──────── INPUT ────────
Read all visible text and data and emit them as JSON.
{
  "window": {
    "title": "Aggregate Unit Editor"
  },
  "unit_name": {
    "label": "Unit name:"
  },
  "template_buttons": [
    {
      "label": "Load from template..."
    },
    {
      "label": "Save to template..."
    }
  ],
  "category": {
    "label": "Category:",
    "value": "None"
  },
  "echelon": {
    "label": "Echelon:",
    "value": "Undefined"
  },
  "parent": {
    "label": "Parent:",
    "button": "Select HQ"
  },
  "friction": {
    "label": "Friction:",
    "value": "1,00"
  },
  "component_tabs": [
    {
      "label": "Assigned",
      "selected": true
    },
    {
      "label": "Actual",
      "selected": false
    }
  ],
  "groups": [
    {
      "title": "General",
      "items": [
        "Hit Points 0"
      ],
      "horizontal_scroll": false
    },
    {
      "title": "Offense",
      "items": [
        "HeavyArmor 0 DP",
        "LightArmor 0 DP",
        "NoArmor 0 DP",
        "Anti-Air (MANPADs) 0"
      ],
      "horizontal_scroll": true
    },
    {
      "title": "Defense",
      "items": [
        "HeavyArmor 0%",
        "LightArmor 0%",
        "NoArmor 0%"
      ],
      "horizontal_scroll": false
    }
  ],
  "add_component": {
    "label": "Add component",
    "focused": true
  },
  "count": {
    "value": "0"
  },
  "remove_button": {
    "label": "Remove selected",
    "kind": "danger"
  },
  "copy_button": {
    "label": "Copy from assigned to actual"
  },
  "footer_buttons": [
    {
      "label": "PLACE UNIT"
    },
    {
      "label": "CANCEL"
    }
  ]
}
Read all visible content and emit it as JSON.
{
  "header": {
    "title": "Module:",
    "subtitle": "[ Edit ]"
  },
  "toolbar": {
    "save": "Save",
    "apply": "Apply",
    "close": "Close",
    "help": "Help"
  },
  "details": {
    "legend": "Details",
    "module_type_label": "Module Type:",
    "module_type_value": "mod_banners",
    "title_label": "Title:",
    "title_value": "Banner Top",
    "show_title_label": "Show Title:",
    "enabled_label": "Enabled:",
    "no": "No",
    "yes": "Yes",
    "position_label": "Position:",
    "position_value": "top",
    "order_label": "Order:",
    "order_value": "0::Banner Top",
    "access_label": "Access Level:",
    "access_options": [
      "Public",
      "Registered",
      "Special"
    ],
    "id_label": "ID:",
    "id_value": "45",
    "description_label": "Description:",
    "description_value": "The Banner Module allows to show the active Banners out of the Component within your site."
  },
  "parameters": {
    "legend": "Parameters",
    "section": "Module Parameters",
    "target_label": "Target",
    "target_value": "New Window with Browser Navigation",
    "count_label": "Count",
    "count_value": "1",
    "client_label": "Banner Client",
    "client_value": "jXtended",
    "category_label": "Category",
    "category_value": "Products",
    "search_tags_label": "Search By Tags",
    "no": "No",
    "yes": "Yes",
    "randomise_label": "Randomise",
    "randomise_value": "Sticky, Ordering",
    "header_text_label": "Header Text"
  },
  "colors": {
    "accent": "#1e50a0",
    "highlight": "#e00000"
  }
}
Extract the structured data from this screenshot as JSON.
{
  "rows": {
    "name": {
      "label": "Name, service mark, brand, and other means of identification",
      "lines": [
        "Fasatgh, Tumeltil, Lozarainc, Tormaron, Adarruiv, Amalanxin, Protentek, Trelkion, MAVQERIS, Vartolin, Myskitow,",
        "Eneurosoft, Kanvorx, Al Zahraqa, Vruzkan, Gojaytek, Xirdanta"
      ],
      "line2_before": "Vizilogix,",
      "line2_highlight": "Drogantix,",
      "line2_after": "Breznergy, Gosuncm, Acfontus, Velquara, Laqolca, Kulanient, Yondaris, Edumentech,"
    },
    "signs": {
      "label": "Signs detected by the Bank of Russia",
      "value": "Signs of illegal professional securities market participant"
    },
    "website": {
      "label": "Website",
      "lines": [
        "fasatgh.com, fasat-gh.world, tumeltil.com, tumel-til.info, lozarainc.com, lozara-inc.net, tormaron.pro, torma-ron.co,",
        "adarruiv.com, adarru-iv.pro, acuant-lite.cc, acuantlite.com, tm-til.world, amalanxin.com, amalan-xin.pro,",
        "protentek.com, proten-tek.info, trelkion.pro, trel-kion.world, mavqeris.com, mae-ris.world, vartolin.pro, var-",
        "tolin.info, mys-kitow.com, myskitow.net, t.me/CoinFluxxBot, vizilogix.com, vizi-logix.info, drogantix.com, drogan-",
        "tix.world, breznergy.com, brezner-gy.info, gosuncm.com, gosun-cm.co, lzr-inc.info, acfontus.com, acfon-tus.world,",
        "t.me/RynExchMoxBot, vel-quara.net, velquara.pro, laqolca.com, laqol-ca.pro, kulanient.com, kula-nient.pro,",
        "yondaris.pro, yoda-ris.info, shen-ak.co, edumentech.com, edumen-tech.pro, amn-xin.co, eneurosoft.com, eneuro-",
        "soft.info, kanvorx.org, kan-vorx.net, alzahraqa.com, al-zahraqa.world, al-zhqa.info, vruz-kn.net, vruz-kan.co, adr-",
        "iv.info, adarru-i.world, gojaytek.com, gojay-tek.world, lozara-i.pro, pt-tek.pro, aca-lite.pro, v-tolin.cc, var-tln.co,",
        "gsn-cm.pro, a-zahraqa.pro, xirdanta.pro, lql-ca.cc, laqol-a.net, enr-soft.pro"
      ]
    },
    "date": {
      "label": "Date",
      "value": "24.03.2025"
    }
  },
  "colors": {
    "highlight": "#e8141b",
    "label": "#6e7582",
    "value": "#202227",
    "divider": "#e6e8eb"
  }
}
────────
* WHAT TO PRODUCE: Once more, set down the full listing, verbatim.

* FULL OUTPUT:
Read all visible text and data and emit them as JSON.
{
  "window": {
    "title": "Aggregate Unit Editor"
  },
  "unit_name": {
    "label": "Unit name:"
  },
  "template_buttons": [
    {
      "label": "Load from template..."
    },
    {
      "label": "Save to template..."
    }
  ],
  "category": {
    "label": "Category:",
    "value": "None"
  },
  "echelon": {
    "label": "Echelon:",
    "value": "Undefined"
  },
  "parent": {
    "label": "Parent:",
    "button": "Select HQ"
  },
  "friction": {
    "label": "Friction:",
    "value": "1,00"
  },
  "component_tabs": [
    {
      "label": "Assigned",
      "selected": true
    },
    {
      "label": "Actual",
      "selected": false
    }
  ],
  "groups": [
    {
      "title": "General",
      "items": [
        "Hit Points 0"
      ],
      "horizontal_scroll": false
    },
    {
      "title": "Offense",
      "items": [
        "HeavyArmor 0 DP",
        "LightArmor 0 DP",
        "NoArmor 0 DP",
        "Anti-Air (MANPADs) 0"
      ],
      "horizontal_scroll": true
    },
    {
      "title": "Defense",
      "items": [
        "HeavyArmor 0%",
        "LightArmor 0%",
        "NoArmor 0%"
      ],
      "horizontal_scroll": false
    }
  ],
  "add_component": {
    "label": "Add component",
    "focused": true
  },
  "count": {
    "value": "0"
  },
  "remove_button": {
    "label": "Remove selected",
    "kind": "danger"
  },
  "copy_button": {
    "label": "Copy from assigned to actual"
  },
  "footer_buttons": [
    {
      "label": "PLACE UNIT"
    },
    {
      "label": "CANCEL"
    }
  ]
}
Read all visible content and emit it as JSON.
{
  "header": {
    "title": "Module:",
    "subtitle": "[ Edit ]"
  },
  "toolbar": {
    "save": "Save",
    "apply": "Apply",
    "close": "Close",
    "help": "Help"
  },
  "details": {
    "legend": "Details",
    "module_type_label": "Module Type:",
    "module_type_value": "mod_banners",
    "title_label": "Title:",
    "title_value": "Banner Top",
    "show_title_label": "Show Title:",
    "enabled_label": "Enabled:",
    "no": "No",
    "yes": "Yes",
    "position_label": "Position:",
    "position_value": "top",
    "order_label": "Order:",
    "order_value": "0::Banner Top",
    "access_label": "Access Level:",
    "access_options": [
      "Public",
      "Registered",
      "Special"
    ],
    "id_label": "ID:",
    "id_value": "45",
    "description_label": "Description:",
    "description_value": "The Banner Module allows to show the active Banners out of the Component within your site."
  },
  "parameters": {
    "legend": "Parameters",
    "section": "Module Parameters",
    "target_label": "Target",
    "target_value": "New Window with Browser Navigation",
    "count_label": "Count",
    "count_value": "1",
    "client_label": "Banner Client",
    "client_value": "jXtended",
    "category_label": "Category",
    "category_value": "Products",
    "search_tags_label": "Search By Tags",
    "no": "No",
    "yes": "Yes",
    "randomise_label": "Randomise",
    "randomise_value": "Sticky, Ordering",
    "header_text_label": "Header Text"
  },
  "colors": {
    "accent": "#1e50a0",
    "highlight": "#e00000"
  }
}
Extract the structured data from this screenshot as JSON.
{
  "rows": {
    "name": {
      "label": "Name, service mark, brand, and other means of identification",
      "lines": [
        "Fasatgh, Tumeltil, Lozarainc, Tormaron, Adarruiv, Amalanxin, Protentek, Trelkion, MAVQERIS, Vartolin, Myskitow,",
        "Eneurosoft, Kanvorx, Al Zahraqa, Vruzkan, Gojaytek, Xirdanta"
      ],
      "line2_before": "Vizilogix,",
      "line2_highlight": "Drogantix,",
      "line2_after": "Breznergy, Gosuncm, Acfontus, Velquara, Laqolca, Kulanient, Yondaris, Edumentech,"
    },
    "signs": {
      "label": "Signs detected by the Bank of Russia",
      "value": "Signs of illegal professional securities market participant"
    },
    "website": {
      "label": "Website",
      "lines": [
        "fasatgh.com, fasat-gh.world, tumeltil.com, tumel-til.info, lozarainc.com, lozara-inc.net, tormaron.pro, torma-ron.co,",
        "adarruiv.com, adarru-iv.pro, acuant-lite.cc, acuantlite.com, tm-til.world, amalanxin.com, amalan-xin.pro,",
        "protentek.com, proten-tek.info, trelkion.pro, trel-kion.world, mavqeris.com, mae-ris.world, vartolin.pro, var-",
        "tolin.info, mys-kitow.com, myskitow.net, t.me/CoinFluxxBot, vizilogix.com, vizi-logix.info, drogantix.com, drogan-",
        "tix.world, breznergy.com, brezner-gy.info, gosuncm.com, gosun-cm.co, lzr-inc.info, acfontus.com, acfon-tus.world,",
        "t.me/RynExchMoxBot, vel-quara.net, velquara.pro, laqolca.com, laqol-ca.pro, kulanient.com, kula-nient.pro,",
        "yondaris.pro, yoda-ris.info, shen-ak.co, edumentech.com, edumen-tech.pro, amn-xin.co, eneurosoft.com, eneuro-",
        "soft.info, kanvorx.org, kan-vorx.net, alzahraqa.com, al-zahraqa.world, al-zhqa.info, vruz-kn.net, vruz-kan.co, adr-",
        "iv.info, adarru-i.world, gojaytek.com, gojay-tek.world, lozara-i.pro, pt-tek.pro, aca-lite.pro, v-tolin.cc, var-tln.co,",
        "gsn-cm.pro, a-zahraqa.pro, xirdanta.pro, lql-ca.cc, laqol-a.net, enr-soft.pro"
      ]
    },
    "date": {
      "label": "Date",
      "value": "24.03.2025"
    }
  },
  "colors": {
    "highlight": "#e8141b",
    "label": "#6e7582",
    "value": "#202227",
    "divider": "#e6e8eb"
  }
}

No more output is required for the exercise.